- **SOAL TERTULIS 1**
Masukkan baris-baris entri dari baris yang memuat "daylight-line1: Daylight: 9 hours [244,524,337,538]" sampai baris yang memuat "sunset-line: Sunset: 4:34", termasuk kedua baris itu, ke dalam sebuah daftar JSON berisi string. Tulis satu string untuk tiap baris dan lewati baris kosong.

- **KUTIPAN TEKS**
___
13 Mei 2018

opini musri nauli : INDONESIA DARURAT TERORISME



Peristiwa di Mako Brimob dan dilanjutkan dengan peristiwa 3 lokasi berbeda di Surabaya menghentakkan dada. Daya gelegarnya tidak semata-mata terjadi di lokasi. Namun menggetarkan nurani kemanusiaan dan mengganggu nalar manusia.

Bayangkan. Tempat ibadah yang harusnya jauh dari hiruk pikuk urusan dunia dan tempat manusia bertemu dengan Sang Pencipta dinodai dengan aksi-aksi keji. Sungguh biadab perbuatan yang dilakukan.

Sebiadab manusia keji yang salah satu pelakunya perempuan dan membawa balita (Keterangan resmi Presiden). Manusia mana yang rela balitanya diikutkan menjadi korban. Sekejam-kejamnya Harimau sendiri tidak mau memakan dan mengorbankan anaknya sendiri. Sungguh-sungguh biadab.

Menghadapi manusia seperti ini tidak cukup dengan cara-cara biasa. Cara humanism yang sering menjadi keagungan bangsa Indonesia tidak menemukan relevansinya lagi. Pikiran kotor dan hendak menghancurkan bangsa Indonesia sudah tidak tepat lagi diterapkan dengan cara-cara konvensional. Cara biasa sebagaimana UU yang mengatur Indonesia. Diperlukan cara-cara yang ekstra kerja keras dan berpacunya waktu.
___
- **BAHAN SUMBER**

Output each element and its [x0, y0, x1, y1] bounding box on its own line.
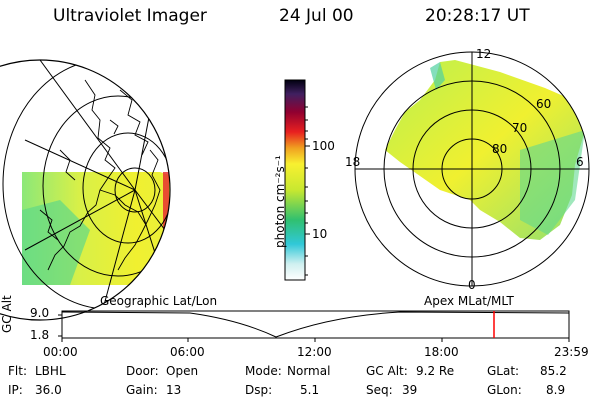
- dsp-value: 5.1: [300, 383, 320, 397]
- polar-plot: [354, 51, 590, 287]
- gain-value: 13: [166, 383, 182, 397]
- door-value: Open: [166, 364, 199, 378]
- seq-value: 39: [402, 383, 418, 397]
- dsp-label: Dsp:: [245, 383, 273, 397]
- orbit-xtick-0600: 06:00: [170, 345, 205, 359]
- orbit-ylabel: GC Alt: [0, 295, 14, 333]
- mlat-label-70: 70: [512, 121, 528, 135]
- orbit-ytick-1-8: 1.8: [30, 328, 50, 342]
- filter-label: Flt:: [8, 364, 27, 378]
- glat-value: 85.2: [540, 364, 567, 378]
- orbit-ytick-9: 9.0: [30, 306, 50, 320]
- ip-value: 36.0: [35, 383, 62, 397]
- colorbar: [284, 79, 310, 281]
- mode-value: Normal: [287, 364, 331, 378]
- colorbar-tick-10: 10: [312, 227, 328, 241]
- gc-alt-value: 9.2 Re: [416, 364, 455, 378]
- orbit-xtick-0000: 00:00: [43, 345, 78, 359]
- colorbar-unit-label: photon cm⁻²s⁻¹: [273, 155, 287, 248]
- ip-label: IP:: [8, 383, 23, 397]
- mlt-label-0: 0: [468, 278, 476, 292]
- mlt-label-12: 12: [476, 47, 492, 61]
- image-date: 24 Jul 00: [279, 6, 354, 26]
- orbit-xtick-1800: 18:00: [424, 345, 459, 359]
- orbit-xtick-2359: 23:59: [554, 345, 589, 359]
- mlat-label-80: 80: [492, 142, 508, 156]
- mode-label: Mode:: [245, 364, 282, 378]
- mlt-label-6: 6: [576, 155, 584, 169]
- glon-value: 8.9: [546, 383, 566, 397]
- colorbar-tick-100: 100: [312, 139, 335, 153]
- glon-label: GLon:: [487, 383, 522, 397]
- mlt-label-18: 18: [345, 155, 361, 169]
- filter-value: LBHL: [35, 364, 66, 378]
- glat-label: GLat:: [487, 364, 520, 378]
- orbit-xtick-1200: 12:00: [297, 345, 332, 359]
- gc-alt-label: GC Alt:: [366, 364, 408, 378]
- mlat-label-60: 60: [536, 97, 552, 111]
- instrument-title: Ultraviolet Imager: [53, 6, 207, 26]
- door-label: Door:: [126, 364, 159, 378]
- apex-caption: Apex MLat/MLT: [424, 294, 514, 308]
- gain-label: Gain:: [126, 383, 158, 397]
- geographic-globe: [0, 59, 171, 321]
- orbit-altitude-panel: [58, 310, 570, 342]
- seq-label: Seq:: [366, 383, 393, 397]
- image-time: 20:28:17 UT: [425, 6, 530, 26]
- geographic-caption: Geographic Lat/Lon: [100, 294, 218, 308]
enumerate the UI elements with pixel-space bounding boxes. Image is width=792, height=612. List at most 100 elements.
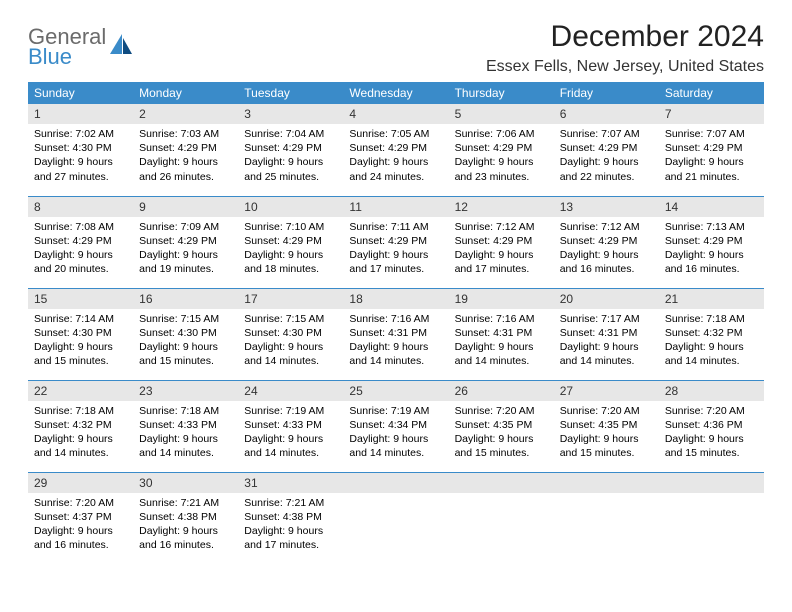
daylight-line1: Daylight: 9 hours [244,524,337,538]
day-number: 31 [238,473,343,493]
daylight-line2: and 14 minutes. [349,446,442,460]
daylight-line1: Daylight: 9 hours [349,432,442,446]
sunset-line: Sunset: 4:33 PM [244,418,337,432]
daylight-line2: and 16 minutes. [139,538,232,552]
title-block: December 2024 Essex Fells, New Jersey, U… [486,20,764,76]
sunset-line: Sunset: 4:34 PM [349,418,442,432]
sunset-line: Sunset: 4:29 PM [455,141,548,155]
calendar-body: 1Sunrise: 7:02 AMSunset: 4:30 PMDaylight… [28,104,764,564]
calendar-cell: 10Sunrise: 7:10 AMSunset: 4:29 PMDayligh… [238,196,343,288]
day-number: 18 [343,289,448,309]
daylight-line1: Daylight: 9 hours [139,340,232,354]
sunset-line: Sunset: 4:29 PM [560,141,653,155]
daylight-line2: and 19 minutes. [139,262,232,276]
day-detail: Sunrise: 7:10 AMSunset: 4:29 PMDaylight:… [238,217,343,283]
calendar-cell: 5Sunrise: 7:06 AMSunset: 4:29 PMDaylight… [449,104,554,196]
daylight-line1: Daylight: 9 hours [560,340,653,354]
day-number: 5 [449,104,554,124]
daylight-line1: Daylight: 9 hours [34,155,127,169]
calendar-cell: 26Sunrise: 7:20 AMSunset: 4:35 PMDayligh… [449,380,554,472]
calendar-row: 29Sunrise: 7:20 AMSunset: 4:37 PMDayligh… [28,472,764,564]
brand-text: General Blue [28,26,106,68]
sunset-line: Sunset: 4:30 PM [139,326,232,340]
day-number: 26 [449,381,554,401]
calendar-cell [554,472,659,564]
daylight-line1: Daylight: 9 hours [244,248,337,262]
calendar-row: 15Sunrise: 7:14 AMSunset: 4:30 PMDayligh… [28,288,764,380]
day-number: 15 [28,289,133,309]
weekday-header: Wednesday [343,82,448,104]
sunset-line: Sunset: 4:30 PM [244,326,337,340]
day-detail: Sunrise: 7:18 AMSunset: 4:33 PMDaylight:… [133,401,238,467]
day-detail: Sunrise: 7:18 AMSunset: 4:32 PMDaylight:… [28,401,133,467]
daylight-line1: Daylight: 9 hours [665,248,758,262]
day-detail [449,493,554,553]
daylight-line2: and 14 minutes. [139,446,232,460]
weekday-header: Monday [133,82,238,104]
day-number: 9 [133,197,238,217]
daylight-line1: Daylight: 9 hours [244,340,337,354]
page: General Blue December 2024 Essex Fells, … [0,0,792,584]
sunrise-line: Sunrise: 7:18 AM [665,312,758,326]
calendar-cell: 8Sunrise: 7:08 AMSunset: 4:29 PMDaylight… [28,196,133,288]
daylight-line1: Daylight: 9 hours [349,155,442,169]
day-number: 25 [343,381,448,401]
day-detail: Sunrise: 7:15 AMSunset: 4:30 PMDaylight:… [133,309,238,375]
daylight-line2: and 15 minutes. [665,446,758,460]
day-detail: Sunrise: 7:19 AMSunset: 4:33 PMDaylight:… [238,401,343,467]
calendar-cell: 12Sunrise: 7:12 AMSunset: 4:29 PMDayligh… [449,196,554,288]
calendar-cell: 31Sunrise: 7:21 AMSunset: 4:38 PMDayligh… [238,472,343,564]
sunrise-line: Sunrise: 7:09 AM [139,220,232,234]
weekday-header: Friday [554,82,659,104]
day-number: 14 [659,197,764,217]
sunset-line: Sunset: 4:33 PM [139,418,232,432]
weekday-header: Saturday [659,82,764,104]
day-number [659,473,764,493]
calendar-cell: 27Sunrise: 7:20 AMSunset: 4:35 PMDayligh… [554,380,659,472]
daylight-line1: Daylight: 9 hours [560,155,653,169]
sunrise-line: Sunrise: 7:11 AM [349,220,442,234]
___
- **SOAL TERTULIS 2**
Salin ulang seluruh kutipan teks tentang darurat terorisme di Indonesia tanpa mengubah apa pun.

- **JAWABAN BENAR 1**
[
  "daylight-line1: Daylight: 9 hours [244,524,337,538]",
  "day-number: 31 [238,473,343,493]",
  "daylight-line2: and 14 minutes. [349,446,442,460]",
  "daylight-line1: Daylight: 9 hours [349,432,442,446]",
  "sunset-line: Sunset: 4:33 PM [244,418,337,432]",
  "daylight-line2: and 16 minutes. [139,538,232,552]",
  "title-block: December 2024 Essex Fells, New Jersey, U… [486,20,764,76]",
  "sunset-line: Sunset: 4:34 PM [349,418,442,432]"
]

- **JAWABAN BENAR 2**
13 Mei 2018

opini musri nauli : INDONESIA DARURAT TERORISME



Peristiwa di Mako Brimob dan dilanjutkan dengan peristiwa 3 lokasi berbeda di Surabaya menghentakkan dada. Daya gelegarnya tidak semata-mata terjadi di lokasi. Namun menggetarkan nurani kemanusiaan dan mengganggu nalar manusia.

Bayangkan. Tempat ibadah yang harusnya jauh dari hiruk pikuk urusan dunia dan tempat manusia bertemu dengan Sang Pencipta dinodai dengan aksi-aksi keji. Sungguh biadab perbuatan yang dilakukan.

Sebiadab manusia keji yang salah satu pelakunya perempuan dan membawa balita (Keterangan resmi Presiden). Manusia mana yang rela balitanya diikutkan menjadi korban. Sekejam-kejamnya Harimau sendiri tidak mau memakan dan mengorbankan anaknya sendiri. Sungguh-sungguh biadab.

Menghadapi manusia seperti ini tidak cukup dengan cara-cara biasa. Cara humanism yang sering menjadi keagungan bangsa Indonesia tidak menemukan relevansinya lagi. Pikiran kotor dan hendak menghancurkan bangsa Indonesia sudah tidak tepat lagi diterapkan dengan cara-cara konvensional. Cara biasa sebagaimana UU yang mengatur Indonesia. Diperlukan cara-cara yang ekstra kerja keras dan berpacunya waktu.